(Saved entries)

• • • • • • •

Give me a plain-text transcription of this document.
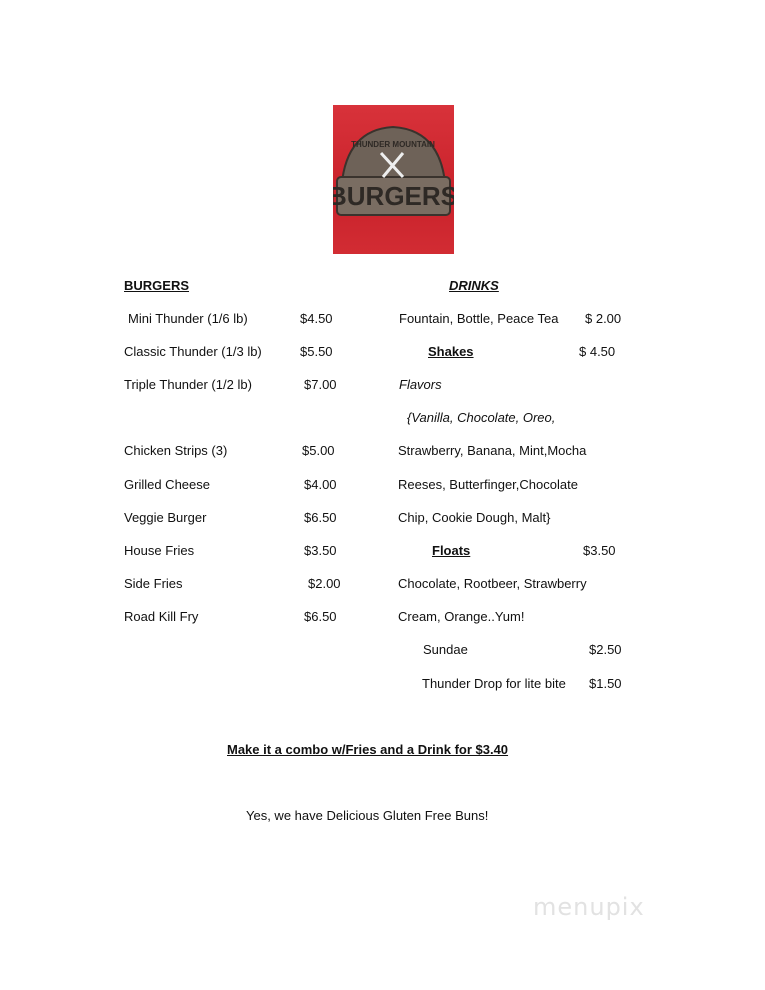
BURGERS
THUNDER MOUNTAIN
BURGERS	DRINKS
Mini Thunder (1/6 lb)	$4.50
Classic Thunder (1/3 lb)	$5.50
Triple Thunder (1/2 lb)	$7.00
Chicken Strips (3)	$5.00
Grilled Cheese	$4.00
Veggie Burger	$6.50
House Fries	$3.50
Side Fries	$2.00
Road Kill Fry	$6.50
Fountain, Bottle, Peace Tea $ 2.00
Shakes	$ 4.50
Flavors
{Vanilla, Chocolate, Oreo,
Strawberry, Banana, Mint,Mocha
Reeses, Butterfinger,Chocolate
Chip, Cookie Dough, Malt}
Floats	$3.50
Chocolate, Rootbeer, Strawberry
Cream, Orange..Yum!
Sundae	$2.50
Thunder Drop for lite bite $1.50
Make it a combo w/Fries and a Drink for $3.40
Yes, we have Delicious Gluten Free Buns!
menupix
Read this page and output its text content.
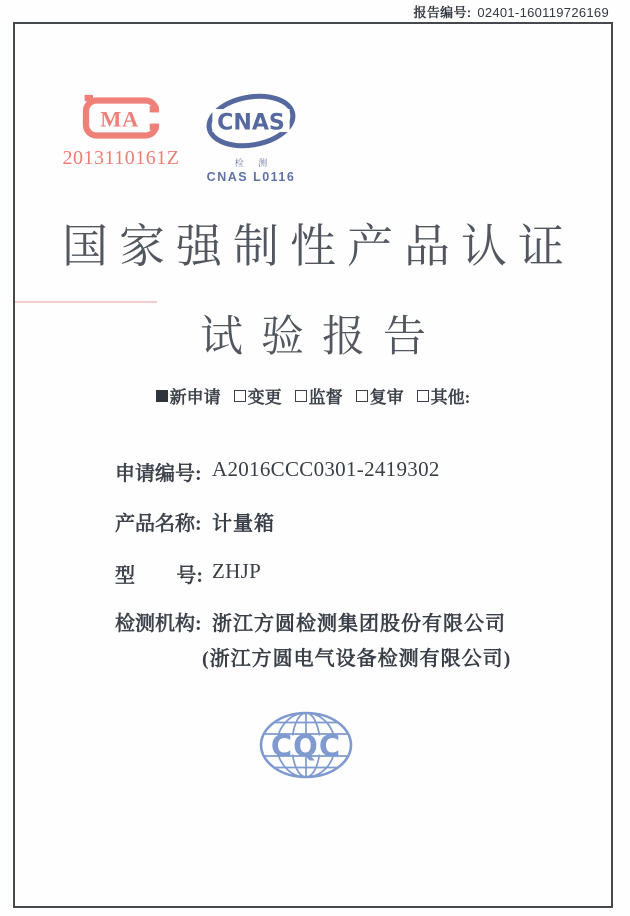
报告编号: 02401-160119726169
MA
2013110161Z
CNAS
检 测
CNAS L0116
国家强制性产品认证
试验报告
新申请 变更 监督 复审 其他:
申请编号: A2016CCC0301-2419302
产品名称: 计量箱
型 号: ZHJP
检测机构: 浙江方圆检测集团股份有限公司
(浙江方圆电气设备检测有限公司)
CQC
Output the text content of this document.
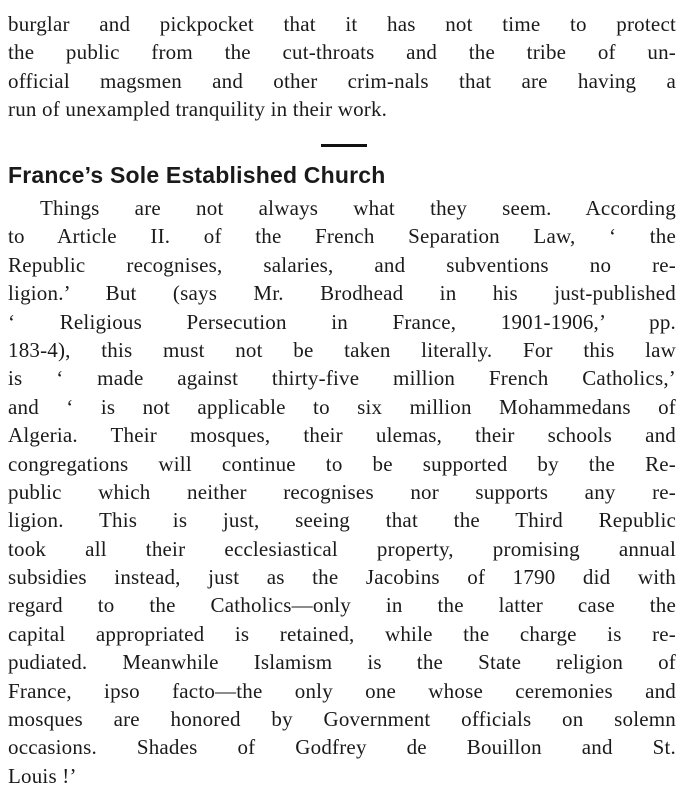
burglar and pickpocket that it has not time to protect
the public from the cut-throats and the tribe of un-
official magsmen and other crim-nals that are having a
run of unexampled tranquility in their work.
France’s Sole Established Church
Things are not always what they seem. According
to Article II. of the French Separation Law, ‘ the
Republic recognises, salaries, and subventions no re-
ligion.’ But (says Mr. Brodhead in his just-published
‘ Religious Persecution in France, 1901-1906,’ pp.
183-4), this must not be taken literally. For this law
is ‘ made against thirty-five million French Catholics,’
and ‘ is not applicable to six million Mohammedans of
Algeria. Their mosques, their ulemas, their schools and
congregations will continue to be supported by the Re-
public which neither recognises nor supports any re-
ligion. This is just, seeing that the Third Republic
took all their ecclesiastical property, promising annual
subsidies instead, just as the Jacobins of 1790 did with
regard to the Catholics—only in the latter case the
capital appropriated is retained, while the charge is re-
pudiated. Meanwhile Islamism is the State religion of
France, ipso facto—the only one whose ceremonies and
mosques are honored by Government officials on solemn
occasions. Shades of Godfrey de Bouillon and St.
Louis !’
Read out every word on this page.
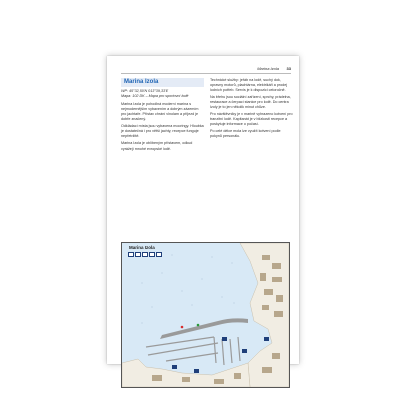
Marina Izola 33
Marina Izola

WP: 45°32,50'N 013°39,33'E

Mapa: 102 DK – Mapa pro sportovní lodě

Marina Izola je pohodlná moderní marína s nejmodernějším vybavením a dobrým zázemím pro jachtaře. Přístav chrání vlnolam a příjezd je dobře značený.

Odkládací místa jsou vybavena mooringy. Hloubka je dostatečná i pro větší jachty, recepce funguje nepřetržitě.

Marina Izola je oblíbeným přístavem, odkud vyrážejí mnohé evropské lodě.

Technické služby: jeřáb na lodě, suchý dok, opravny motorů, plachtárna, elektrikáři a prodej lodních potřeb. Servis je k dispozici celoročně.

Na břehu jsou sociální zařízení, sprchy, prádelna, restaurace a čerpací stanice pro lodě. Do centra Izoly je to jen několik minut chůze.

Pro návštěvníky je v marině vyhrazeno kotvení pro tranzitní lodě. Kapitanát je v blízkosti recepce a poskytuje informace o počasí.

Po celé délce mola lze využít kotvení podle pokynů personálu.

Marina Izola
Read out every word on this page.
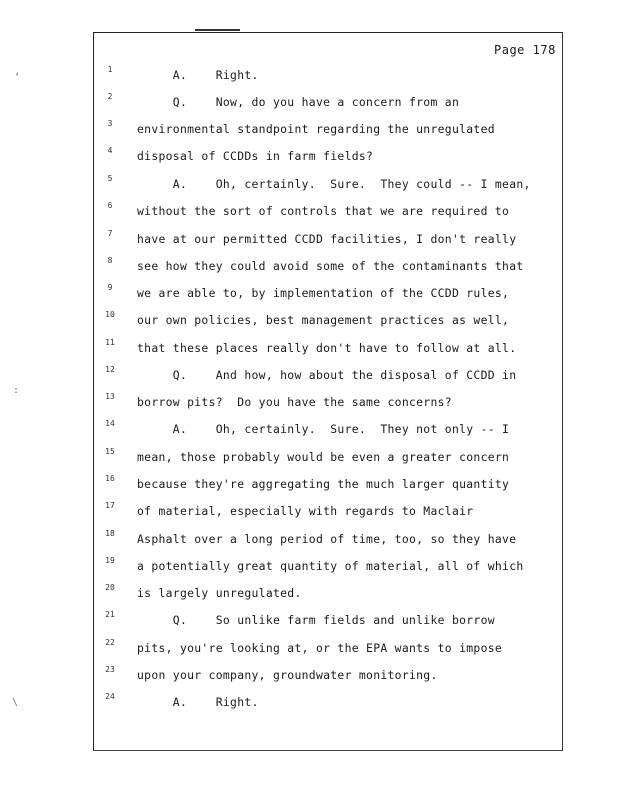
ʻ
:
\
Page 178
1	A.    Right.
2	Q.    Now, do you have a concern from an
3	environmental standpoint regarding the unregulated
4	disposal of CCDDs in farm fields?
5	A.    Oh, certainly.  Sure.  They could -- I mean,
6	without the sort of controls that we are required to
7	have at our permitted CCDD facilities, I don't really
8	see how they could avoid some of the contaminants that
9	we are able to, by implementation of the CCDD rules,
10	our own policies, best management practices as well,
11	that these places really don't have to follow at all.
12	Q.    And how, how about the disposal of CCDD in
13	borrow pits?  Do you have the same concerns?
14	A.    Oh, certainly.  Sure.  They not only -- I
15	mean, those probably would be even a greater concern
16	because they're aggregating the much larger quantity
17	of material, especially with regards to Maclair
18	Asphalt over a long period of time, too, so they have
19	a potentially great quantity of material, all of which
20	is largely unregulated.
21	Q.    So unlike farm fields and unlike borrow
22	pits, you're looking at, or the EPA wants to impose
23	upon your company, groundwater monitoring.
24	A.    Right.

• • • • • • •

• Exercise objective: Copy out each line of the entries that holds "Strawberry".

• Worked solution:
Strawberry, Banana, Mint,Mocha
Chocolate, Rootbeer, Strawberry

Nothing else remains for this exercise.